[Data listing]
•••

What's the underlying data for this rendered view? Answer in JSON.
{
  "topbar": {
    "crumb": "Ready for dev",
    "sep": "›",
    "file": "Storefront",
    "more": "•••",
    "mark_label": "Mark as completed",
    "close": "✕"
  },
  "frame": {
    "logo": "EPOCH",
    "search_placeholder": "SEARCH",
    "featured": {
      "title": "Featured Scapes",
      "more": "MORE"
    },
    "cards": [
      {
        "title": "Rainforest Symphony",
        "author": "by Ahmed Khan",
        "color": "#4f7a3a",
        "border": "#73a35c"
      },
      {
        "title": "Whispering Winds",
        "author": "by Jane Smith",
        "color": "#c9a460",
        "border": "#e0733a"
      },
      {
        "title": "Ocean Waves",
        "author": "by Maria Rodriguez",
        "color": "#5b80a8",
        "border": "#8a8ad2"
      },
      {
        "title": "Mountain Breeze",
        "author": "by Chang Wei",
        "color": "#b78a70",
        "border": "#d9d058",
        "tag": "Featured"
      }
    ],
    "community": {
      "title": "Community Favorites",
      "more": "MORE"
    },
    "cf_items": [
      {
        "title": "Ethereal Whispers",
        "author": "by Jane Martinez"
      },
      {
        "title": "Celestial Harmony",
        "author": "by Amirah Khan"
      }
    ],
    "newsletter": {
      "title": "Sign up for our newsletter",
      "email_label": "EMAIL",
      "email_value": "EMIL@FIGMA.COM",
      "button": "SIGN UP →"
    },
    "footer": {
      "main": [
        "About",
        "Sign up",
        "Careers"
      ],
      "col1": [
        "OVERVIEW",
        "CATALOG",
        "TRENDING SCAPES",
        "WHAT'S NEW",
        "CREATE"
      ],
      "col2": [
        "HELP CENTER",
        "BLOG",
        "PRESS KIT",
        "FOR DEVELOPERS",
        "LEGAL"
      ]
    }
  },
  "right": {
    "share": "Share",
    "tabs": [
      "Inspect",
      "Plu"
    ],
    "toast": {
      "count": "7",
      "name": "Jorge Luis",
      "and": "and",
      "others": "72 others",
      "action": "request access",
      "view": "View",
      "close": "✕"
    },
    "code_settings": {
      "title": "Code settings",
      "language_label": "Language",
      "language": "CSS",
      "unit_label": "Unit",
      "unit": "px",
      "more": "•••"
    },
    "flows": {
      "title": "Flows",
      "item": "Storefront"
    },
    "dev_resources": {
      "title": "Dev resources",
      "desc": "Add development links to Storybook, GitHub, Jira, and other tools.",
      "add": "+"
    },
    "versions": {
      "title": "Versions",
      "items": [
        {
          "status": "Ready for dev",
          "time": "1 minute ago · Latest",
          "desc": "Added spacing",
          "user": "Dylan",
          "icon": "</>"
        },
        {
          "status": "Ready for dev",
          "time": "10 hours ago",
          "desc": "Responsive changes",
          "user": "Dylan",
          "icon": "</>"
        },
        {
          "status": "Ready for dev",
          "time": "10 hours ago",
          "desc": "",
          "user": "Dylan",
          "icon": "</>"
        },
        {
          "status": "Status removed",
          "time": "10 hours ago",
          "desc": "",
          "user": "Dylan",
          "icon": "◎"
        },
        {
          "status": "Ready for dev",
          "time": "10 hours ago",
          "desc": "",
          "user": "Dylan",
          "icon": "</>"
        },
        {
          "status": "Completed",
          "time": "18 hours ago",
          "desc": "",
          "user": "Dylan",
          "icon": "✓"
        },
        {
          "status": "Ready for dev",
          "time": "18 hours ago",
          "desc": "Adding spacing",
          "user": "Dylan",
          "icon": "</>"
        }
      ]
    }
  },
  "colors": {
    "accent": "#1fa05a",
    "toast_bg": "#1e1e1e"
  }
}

•••

Using the listing above, say how many of its lines contain the string "author", giving nothing but the figure.

Correct response: 6